TO DO =>
Pictures stay out; everything else in the records below is copied exactly.

Stored entries
▼

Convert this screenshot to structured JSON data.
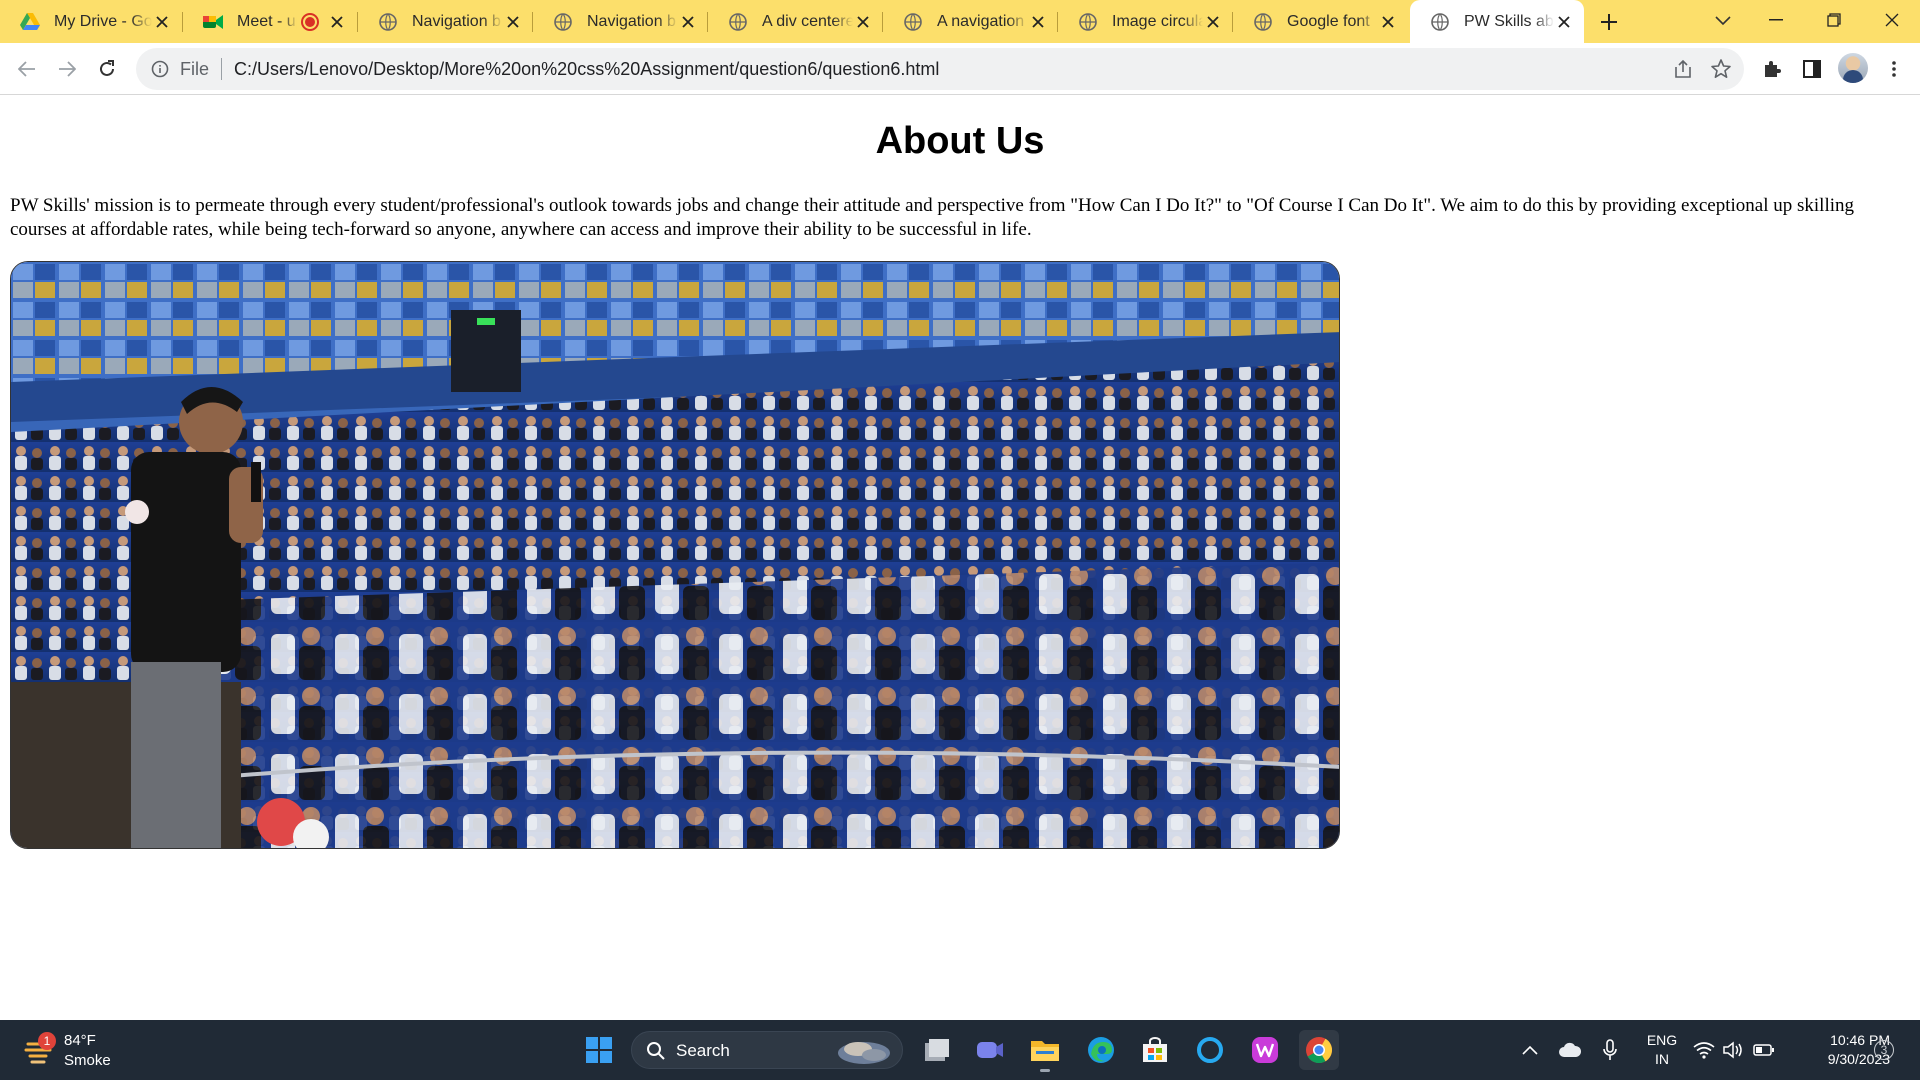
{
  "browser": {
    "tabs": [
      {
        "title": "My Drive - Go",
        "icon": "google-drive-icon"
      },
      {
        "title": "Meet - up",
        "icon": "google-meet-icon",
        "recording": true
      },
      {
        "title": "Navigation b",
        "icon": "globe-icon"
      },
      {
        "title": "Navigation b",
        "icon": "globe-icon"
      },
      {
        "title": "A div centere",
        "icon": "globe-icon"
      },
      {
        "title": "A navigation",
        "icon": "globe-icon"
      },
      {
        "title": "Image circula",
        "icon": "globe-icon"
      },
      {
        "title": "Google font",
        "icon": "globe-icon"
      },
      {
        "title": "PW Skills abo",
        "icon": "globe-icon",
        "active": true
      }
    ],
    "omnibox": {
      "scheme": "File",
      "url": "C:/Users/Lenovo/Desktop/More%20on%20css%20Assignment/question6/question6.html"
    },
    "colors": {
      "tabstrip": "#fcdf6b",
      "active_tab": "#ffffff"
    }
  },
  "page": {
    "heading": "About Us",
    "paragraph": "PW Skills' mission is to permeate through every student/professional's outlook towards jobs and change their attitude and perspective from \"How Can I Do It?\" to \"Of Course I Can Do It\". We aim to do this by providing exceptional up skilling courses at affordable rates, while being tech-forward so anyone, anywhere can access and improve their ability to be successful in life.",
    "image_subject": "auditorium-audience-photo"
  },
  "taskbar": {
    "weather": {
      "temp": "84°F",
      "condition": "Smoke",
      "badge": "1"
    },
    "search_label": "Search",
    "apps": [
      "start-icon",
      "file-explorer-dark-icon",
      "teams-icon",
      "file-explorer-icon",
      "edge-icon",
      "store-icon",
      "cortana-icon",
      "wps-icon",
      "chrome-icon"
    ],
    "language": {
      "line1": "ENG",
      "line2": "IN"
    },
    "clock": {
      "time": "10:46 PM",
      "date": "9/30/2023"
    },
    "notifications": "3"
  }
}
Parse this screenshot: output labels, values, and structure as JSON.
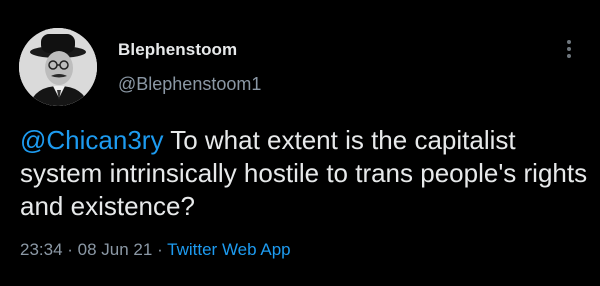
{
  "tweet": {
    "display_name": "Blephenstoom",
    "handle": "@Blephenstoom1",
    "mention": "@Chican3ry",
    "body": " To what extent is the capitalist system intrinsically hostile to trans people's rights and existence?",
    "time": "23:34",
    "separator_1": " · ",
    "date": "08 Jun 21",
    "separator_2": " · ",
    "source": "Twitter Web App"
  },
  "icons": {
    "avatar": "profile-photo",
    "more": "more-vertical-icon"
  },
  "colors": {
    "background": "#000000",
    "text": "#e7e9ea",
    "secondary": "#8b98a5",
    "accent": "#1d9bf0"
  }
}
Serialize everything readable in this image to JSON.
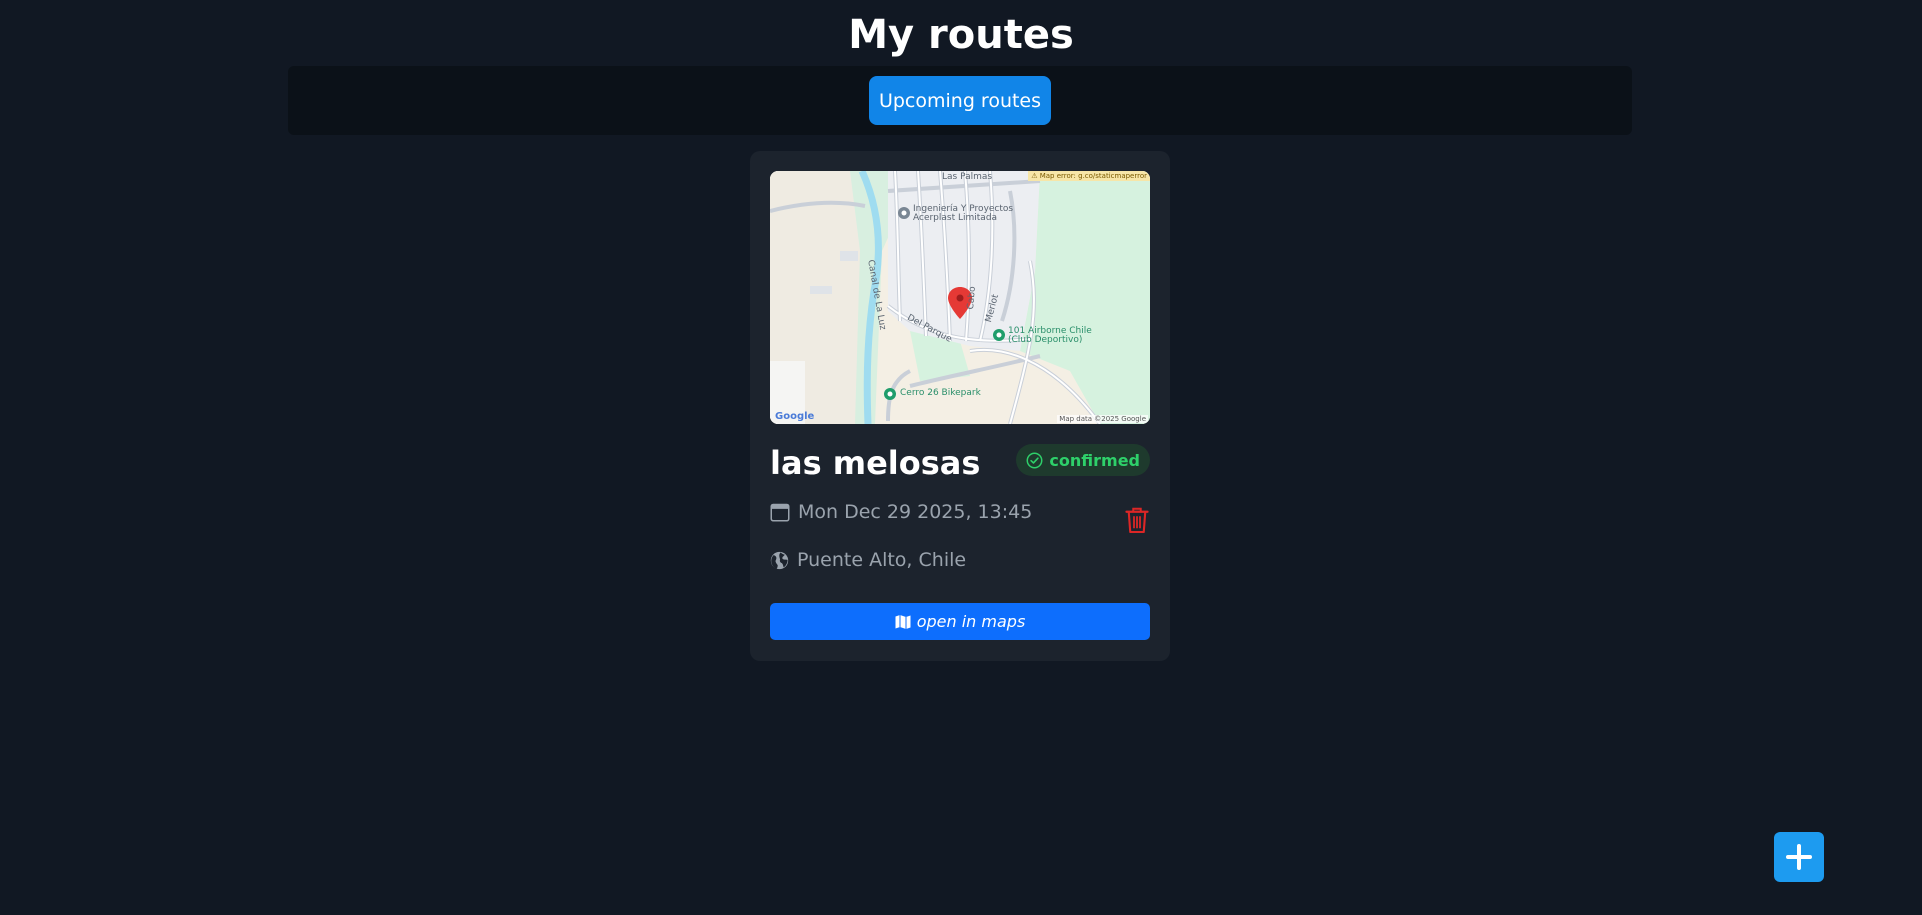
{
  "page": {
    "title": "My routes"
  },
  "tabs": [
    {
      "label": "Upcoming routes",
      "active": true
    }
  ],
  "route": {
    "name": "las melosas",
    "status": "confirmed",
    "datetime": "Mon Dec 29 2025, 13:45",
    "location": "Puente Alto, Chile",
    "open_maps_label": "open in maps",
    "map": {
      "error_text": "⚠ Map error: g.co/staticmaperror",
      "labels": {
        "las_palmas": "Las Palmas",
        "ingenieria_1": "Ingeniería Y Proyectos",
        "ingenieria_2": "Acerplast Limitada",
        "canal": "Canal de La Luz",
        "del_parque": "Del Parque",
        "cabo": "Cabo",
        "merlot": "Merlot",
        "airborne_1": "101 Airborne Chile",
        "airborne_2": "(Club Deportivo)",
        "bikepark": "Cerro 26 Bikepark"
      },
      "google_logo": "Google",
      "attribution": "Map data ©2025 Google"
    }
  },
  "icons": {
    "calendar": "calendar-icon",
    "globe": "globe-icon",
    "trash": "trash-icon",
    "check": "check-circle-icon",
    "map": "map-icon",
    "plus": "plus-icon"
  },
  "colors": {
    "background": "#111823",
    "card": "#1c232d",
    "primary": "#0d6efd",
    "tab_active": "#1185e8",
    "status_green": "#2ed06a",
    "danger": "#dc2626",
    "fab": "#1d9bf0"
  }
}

▲

TASK OUTPUT =>
Convert this screenshot to structured JSON data.
{
  "browser": {
    "tabs": [
      {
        "title": "My Drive - Go",
        "icon": "google-drive-icon"
      },
      {
        "title": "Meet - up",
        "icon": "google-meet-icon",
        "recording": true
      },
      {
        "title": "Navigation b",
        "icon": "globe-icon"
      },
      {
        "title": "Navigation b",
        "icon": "globe-icon"
      },
      {
        "title": "A div centere",
        "icon": "globe-icon"
      },
      {
        "title": "A navigation",
        "icon": "globe-icon"
      },
      {
        "title": "Image circula",
        "icon": "globe-icon"
      },
      {
        "title": "Google font",
        "icon": "globe-icon"
      },
      {
        "title": "PW Skills abo",
        "icon": "globe-icon",
        "active": true
      }
    ],
    "omnibox": {
      "scheme": "File",
      "url": "C:/Users/Lenovo/Desktop/More%20on%20css%20Assignment/question6/question6.html"
    },
    "colors": {
      "tabstrip": "#fcdf6b",
      "active_tab": "#ffffff"
    }
  },
  "page": {
    "heading": "About Us",
    "paragraph": "PW Skills' mission is to permeate through every student/professional's outlook towards jobs and change their attitude and perspective from \"How Can I Do It?\" to \"Of Course I Can Do It\". We aim to do this by providing exceptional up skilling courses at affordable rates, while being tech-forward so anyone, anywhere can access and improve their ability to be successful in life.",
    "image_subject": "auditorium-audience-photo"
  },
  "taskbar": {
    "weather": {
      "temp": "84°F",
      "condition": "Smoke",
      "badge": "1"
    },
    "search_label": "Search",
    "apps": [
      "start-icon",
      "file-explorer-dark-icon",
      "teams-icon",
      "file-explorer-icon",
      "edge-icon",
      "store-icon",
      "cortana-icon",
      "wps-icon",
      "chrome-icon"
    ],
    "language": {
      "line1": "ENG",
      "line2": "IN"
    },
    "clock": {
      "time": "10:46 PM",
      "date": "9/30/2023"
    },
    "notifications": "3"
  }
}
Parse this screenshot: output labels, values, and structure as JSON.
{
  "tweet": {
    "display_name": "Blephenstoom",
    "handle": "@Blephenstoom1",
    "mention": "@Chican3ry",
    "body": " To what extent is the capitalist system intrinsically hostile to trans people's rights and existence?",
    "time": "23:34",
    "separator_1": " · ",
    "date": "08 Jun 21",
    "separator_2": " · ",
    "source": "Twitter Web App"
  },
  "icons": {
    "avatar": "profile-photo",
    "more": "more-vertical-icon"
  },
  "colors": {
    "background": "#000000",
    "text": "#e7e9ea",
    "secondary": "#8b98a5",
    "accent": "#1d9bf0"
  }
}
Serialize everything readable in this image to JSON.
{
  "page": {
    "title": "My routes"
  },
  "tabs": [
    {
      "label": "Upcoming routes",
      "active": true
    }
  ],
  "route": {
    "name": "las melosas",
    "status": "confirmed",
    "datetime": "Mon Dec 29 2025, 13:45",
    "location": "Puente Alto, Chile",
    "open_maps_label": "open in maps",
    "map": {
      "error_text": "⚠ Map error: g.co/staticmaperror",
      "labels": {
        "las_palmas": "Las Palmas",
        "ingenieria_1": "Ingeniería Y Proyectos",
        "ingenieria_2": "Acerplast Limitada",
        "canal": "Canal de La Luz",
        "del_parque": "Del Parque",
        "cabo": "Cabo",
        "merlot": "Merlot",
        "airborne_1": "101 Airborne Chile",
        "airborne_2": "(Club Deportivo)",
        "bikepark": "Cerro 26 Bikepark"
      },
      "google_logo": "Google",
      "attribution": "Map data ©2025 Google"
    }
  },
  "icons": {
    "calendar": "calendar-icon",
    "globe": "globe-icon",
    "trash": "trash-icon",
    "check": "check-circle-icon",
    "map": "map-icon",
    "plus": "plus-icon"
  },
  "colors": {
    "background": "#111823",
    "card": "#1c232d",
    "primary": "#0d6efd",
    "tab_active": "#1185e8",
    "status_green": "#2ed06a",
    "danger": "#dc2626",
    "fab": "#1d9bf0"
  }
}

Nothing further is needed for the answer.